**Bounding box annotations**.
+ + +

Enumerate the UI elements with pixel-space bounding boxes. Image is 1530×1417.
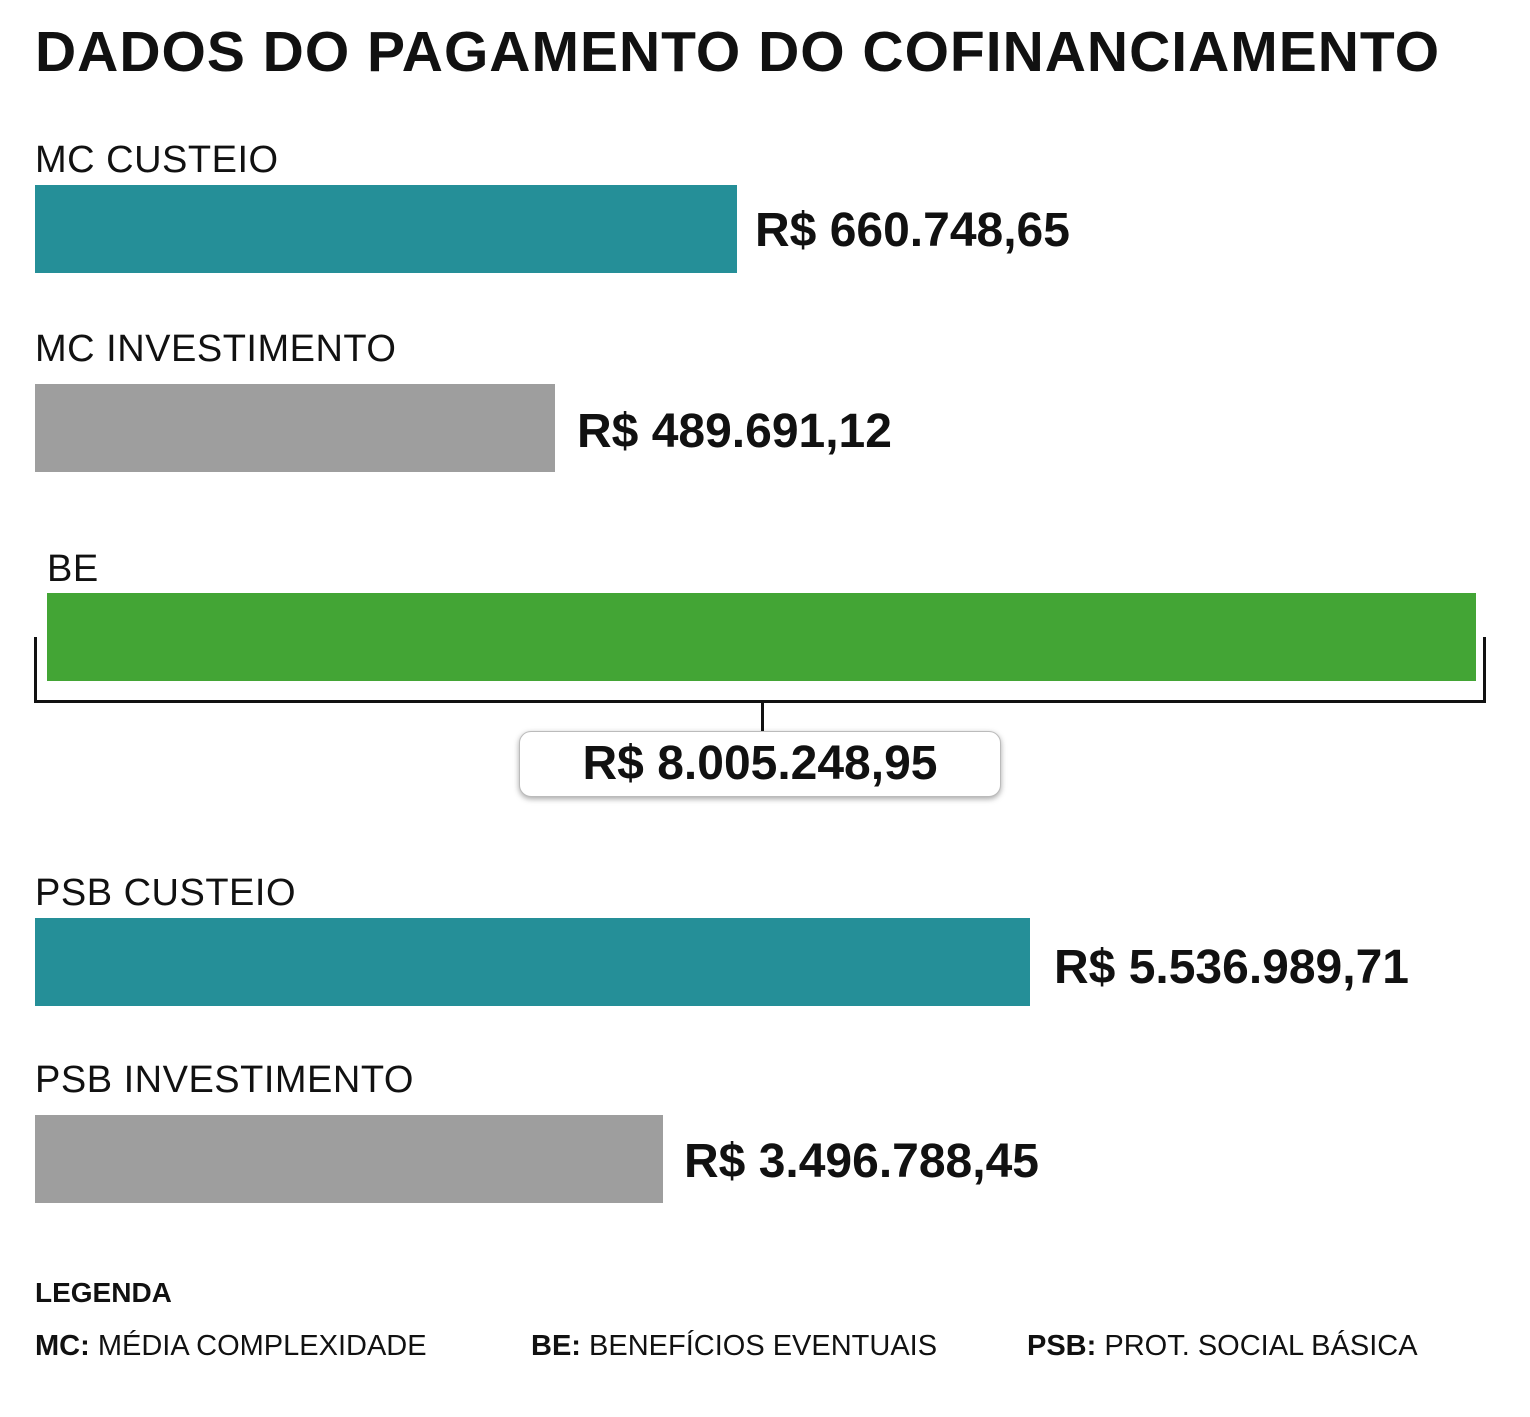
value-label-psb-investimento: R$ 3.496.788,45 <box>684 1135 1039 1188</box>
value-label-mc-investimento: R$ 489.691,12 <box>577 405 892 458</box>
legend-abbr-be: BE: <box>531 1330 581 1362</box>
category-label-psb-custeio: PSB CUSTEIO <box>35 872 296 914</box>
legend-title: LEGENDA <box>35 1277 172 1308</box>
bar-psb-custeio <box>35 918 1030 1006</box>
category-label-mc-custeio: MC CUSTEIO <box>35 139 279 181</box>
legend-item-be: BE: BENEFÍCIOS EVENTUAIS <box>531 1332 937 1361</box>
value-label-be: R$ 8.005.248,95 <box>582 737 938 790</box>
legend-item-psb: PSB: PROT. SOCIAL BÁSICA <box>1027 1332 1418 1361</box>
bar-psb-investimento <box>35 1115 663 1203</box>
legend-text-psb: PROT. SOCIAL BÁSICA <box>1104 1330 1418 1362</box>
category-label-be: BE <box>47 548 99 590</box>
value-label-psb-custeio: R$ 5.536.989,71 <box>1054 941 1409 994</box>
legend-text-be: BENEFÍCIOS EVENTUAIS <box>589 1330 938 1362</box>
legend-text-mc: MÉDIA COMPLEXIDADE <box>97 1330 427 1362</box>
value-callout-be: R$ 8.005.248,95 <box>519 731 1001 797</box>
value-label-mc-custeio: R$ 660.748,65 <box>755 204 1070 257</box>
legend-abbr-psb: PSB: <box>1027 1330 1097 1362</box>
bracket-tick-be <box>761 703 764 733</box>
chart-title: DADOS DO PAGAMENTO DO COFINANCIAMENTO <box>35 20 1441 84</box>
bar-be <box>47 593 1476 681</box>
category-label-mc-investimento: MC INVESTIMENTO <box>35 328 397 370</box>
category-label-psb-investimento: PSB INVESTIMENTO <box>35 1059 414 1101</box>
bracket-be <box>34 637 1486 703</box>
bar-mc-custeio <box>35 185 737 273</box>
legend-abbr-mc: MC: <box>35 1330 90 1362</box>
legend-item-mc: MC: MÉDIA COMPLEXIDADE <box>35 1332 427 1361</box>
bar-mc-investimento <box>35 384 555 472</box>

+ + +

**TASK**. Reproduce every line of the records above word for word, leaving out the pictures.

**CORRECT OUTPUT**.
Enumerate the UI elements with pixel-space bounding boxes. Image is 1530×1417.
value-label-psb-investimento: R$ 3.496.788,45 <box>684 1135 1039 1188</box>
value-label-mc-investimento: R$ 489.691,12 <box>577 405 892 458</box>
legend-abbr-be: BE: <box>531 1330 581 1362</box>
category-label-psb-custeio: PSB CUSTEIO <box>35 872 296 914</box>
legend-title: LEGENDA <box>35 1277 172 1308</box>
bar-psb-custeio <box>35 918 1030 1006</box>
category-label-mc-custeio: MC CUSTEIO <box>35 139 279 181</box>
legend-item-be: BE: BENEFÍCIOS EVENTUAIS <box>531 1332 937 1361</box>
value-label-be: R$ 8.005.248,95 <box>582 737 938 790</box>
legend-item-psb: PSB: PROT. SOCIAL BÁSICA <box>1027 1332 1418 1361</box>
bar-psb-investimento <box>35 1115 663 1203</box>
legend-text-psb: PROT. SOCIAL BÁSICA <box>1104 1330 1418 1362</box>
category-label-be: BE <box>47 548 99 590</box>
value-label-psb-custeio: R$ 5.536.989,71 <box>1054 941 1409 994</box>
legend-text-be: BENEFÍCIOS EVENTUAIS <box>589 1330 938 1362</box>
legend-text-mc: MÉDIA COMPLEXIDADE <box>97 1330 427 1362</box>
value-callout-be: R$ 8.005.248,95 <box>519 731 1001 797</box>
value-label-mc-custeio: R$ 660.748,65 <box>755 204 1070 257</box>
legend-abbr-psb: PSB: <box>1027 1330 1097 1362</box>
bracket-tick-be <box>761 703 764 733</box>
chart-title: DADOS DO PAGAMENTO DO COFINANCIAMENTO <box>35 20 1441 84</box>
bar-be <box>47 593 1476 681</box>
category-label-mc-investimento: MC INVESTIMENTO <box>35 328 397 370</box>
category-label-psb-investimento: PSB INVESTIMENTO <box>35 1059 414 1101</box>
bracket-be <box>34 637 1486 703</box>
bar-mc-custeio <box>35 185 737 273</box>
legend-abbr-mc: MC: <box>35 1330 90 1362</box>
legend-item-mc: MC: MÉDIA COMPLEXIDADE <box>35 1332 427 1361</box>
bar-mc-investimento <box>35 384 555 472</box>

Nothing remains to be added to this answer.